EXTRACTO DE PÁGINA
↓↓↓
La manzana y la vida

Imagen Jarmoluck

Por Ulises Fidalgo.

El lunes es Labor Day, el martes es Rosh HaShaná y el miércoles, el primer cumpleaños de ZoePost. Así empieza la semana. Todo está conectado. Salimos a caminar. Estamos en la cosecha de la manzana y ya hay algunas caídas en los front yards de Cleveland Heights. Esta vez mi hijo no se adentró para coger la de los vecinos. Nosotros respetamos la propiedad ajena. No somos comunistas. Claro que es pecado comer del fruto del manzano de otro.

En Rosh HaShana no se festeja la Creación, sino que se recuerda la caída del primer Adán. Alguna vez escuché que al principio el árbol de la sabiduría no era un manzano sino otro que no sabemos cuál. Suena contradictorio que nos haya traído la sabiduría y que no sepamos qué fruta era. Sólo empezamos a pensar en una manzana cuando el mito llegó al latín, donde manzana se dice malum. También escuché que el hueso con el que se diseñó a la mujer no era una costilla, sino que salió del hueso del pene que los hombres ahora ya no tienen. Los animales para aparearse se ponen verticales y necesitan un hueso para el esfuerzo de las dos erecciones. Los humanos, ya erectos durante el día, suelen acostarse para el sexo en la noche. Tuvimos que prescindir de ese aditamento al empezar a andar sobre dos piernas. Así, con los años, tanto el hombre como su pene tienden a encorvarse.
↑↑↑
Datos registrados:
↓↓↓
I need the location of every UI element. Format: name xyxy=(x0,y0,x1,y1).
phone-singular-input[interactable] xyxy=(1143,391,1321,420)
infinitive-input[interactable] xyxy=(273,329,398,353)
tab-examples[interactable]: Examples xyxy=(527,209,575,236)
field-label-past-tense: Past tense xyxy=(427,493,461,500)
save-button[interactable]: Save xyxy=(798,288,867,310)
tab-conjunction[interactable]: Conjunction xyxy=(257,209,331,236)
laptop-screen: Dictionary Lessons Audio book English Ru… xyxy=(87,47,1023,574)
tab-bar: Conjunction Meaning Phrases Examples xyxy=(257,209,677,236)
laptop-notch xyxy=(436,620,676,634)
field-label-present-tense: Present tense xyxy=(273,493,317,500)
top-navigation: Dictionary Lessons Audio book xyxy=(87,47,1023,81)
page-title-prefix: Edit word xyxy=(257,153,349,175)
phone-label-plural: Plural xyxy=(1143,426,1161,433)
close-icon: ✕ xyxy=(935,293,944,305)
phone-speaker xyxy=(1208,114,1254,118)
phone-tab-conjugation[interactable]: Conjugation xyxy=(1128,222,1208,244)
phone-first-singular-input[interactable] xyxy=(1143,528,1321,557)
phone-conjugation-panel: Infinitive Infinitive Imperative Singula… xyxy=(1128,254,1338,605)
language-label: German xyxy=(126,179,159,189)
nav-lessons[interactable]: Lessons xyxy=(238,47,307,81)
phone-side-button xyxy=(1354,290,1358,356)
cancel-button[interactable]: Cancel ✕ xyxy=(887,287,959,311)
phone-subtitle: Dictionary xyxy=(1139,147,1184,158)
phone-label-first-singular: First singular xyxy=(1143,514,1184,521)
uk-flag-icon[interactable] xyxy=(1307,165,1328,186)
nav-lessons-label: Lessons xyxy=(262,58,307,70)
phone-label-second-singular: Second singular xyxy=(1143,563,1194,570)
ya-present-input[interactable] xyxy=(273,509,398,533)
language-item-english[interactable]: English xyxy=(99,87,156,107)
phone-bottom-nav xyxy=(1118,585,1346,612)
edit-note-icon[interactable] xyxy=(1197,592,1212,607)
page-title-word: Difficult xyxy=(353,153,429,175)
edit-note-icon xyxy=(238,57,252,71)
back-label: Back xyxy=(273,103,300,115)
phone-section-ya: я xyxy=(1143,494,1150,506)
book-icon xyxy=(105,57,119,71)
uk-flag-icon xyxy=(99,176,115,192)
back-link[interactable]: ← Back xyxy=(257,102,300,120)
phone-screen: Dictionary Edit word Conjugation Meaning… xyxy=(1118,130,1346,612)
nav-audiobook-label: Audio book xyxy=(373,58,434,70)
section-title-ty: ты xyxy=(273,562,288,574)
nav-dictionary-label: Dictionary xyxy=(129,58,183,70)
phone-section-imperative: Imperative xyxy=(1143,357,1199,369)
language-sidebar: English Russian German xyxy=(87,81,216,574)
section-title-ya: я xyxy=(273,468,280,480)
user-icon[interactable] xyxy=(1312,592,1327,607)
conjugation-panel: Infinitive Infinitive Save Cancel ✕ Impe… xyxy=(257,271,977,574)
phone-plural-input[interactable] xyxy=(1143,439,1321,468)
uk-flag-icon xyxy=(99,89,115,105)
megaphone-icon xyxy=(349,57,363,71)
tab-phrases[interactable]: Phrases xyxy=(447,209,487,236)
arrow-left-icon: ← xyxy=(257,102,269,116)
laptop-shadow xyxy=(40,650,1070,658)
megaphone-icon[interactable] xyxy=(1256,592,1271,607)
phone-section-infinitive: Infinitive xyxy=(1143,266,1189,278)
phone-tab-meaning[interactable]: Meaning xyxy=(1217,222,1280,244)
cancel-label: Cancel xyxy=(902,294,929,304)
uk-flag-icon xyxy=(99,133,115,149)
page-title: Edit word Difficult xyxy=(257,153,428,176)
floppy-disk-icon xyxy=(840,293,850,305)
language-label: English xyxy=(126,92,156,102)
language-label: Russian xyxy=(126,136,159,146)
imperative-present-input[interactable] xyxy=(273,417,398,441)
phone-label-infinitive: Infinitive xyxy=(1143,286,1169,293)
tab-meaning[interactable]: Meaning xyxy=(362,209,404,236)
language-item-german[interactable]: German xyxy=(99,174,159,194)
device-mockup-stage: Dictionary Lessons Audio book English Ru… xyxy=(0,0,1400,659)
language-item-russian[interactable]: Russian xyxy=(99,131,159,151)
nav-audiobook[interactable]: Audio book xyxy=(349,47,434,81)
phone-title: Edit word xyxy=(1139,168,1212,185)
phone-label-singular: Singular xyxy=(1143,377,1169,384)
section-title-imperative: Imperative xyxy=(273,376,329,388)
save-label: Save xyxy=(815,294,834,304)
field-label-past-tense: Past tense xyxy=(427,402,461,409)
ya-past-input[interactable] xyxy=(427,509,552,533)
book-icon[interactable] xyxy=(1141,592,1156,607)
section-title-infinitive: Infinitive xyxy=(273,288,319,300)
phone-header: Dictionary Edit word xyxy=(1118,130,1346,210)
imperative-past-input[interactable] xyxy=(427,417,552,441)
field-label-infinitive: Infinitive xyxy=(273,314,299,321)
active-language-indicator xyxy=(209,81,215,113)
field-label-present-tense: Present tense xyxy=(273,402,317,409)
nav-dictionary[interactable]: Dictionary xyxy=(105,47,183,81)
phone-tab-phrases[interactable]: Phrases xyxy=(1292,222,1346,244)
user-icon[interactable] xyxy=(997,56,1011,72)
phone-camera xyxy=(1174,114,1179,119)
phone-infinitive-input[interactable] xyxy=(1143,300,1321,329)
↑↑↑
TAREAS DEL EJERCICIO
- a) ¿Puedes resumir en forma de lista el párrafo del extracto sobre la manzana que empieza con "El lunes es Labor Day", conservando sus datos principales?
- b) Según el extracto sobre la manzana, ¿cuándo se empezó a pensar en una manzana como el fruto del árbol de la sabiduría?
- c) ¿Puedes retomar el extracto sobre la manzana a partir de su última oración y continuarlo con uno o dos párrafos?

RESULTADOS
- a)
- El lunes es Labor Day, el martes es Rosh HaShaná y el miércoles es el primer cumpleaños de ZoePost.
- Salen a caminar en plena cosecha de la manzana, y ya hay algunas caídas en los front yards de Cleveland Heights.
- Esta vez el hijo no entró a coger la manzana de los vecinos, porque ellos respetan la propiedad ajena.

- b) Cuando el mito llegó al latín, donde manzana se dice malum.

- c)
La gravedad. Si la historia de la manzana de Newton es cierta, también tenemos que festejar durante estos días el descubrimiento y formulación de la Ley de Gravitación Universal. Según cuenta el mito, durante una pandemia la Universidad de Cambridge suspendió sus clases, y el joven estudiante Issac Newton dedicó su tiempo a mirar un manzano. Supongo que en septiembre vio caer una manzana. En otro momento del año habría sido un milagro. Al verla caer se preguntó por qué si las manzanas caen, no se cae la Luna. Ese es el tipo de preguntas que se hace la gente cuando tiene un año completo de Labor Day y lo dedica a mirar una mata.

El Cielo no se cae porque Atlas aún lo sostiene. En toda la historia hubo un sólo día en que Atlas descansó de su peso. Lo reemplazó Hércules. Fue parte de su penúltimo trabajo que consistía en robar las manzanas doradas del jardín de las Hespérides. Lo maravilloso de este relato no es que el Cielo pueda caer, ni que robar sea un trabajo (siempre ha habido comunistas), es que antes del descubrimiento América, ya la gente robaba tomates. Pomodoro en italiano significa manzana dorada. De todos modos, es probable que Hércules antes ya hubiera estado en Cuba cuando robó los ganados de Gerión. Dicen que estuvo en una isla más allá de la mar océano. Debió ser Cuba. A su vuelta construyó las Columnas de Hércules, y le puso nombre a los Pirineos.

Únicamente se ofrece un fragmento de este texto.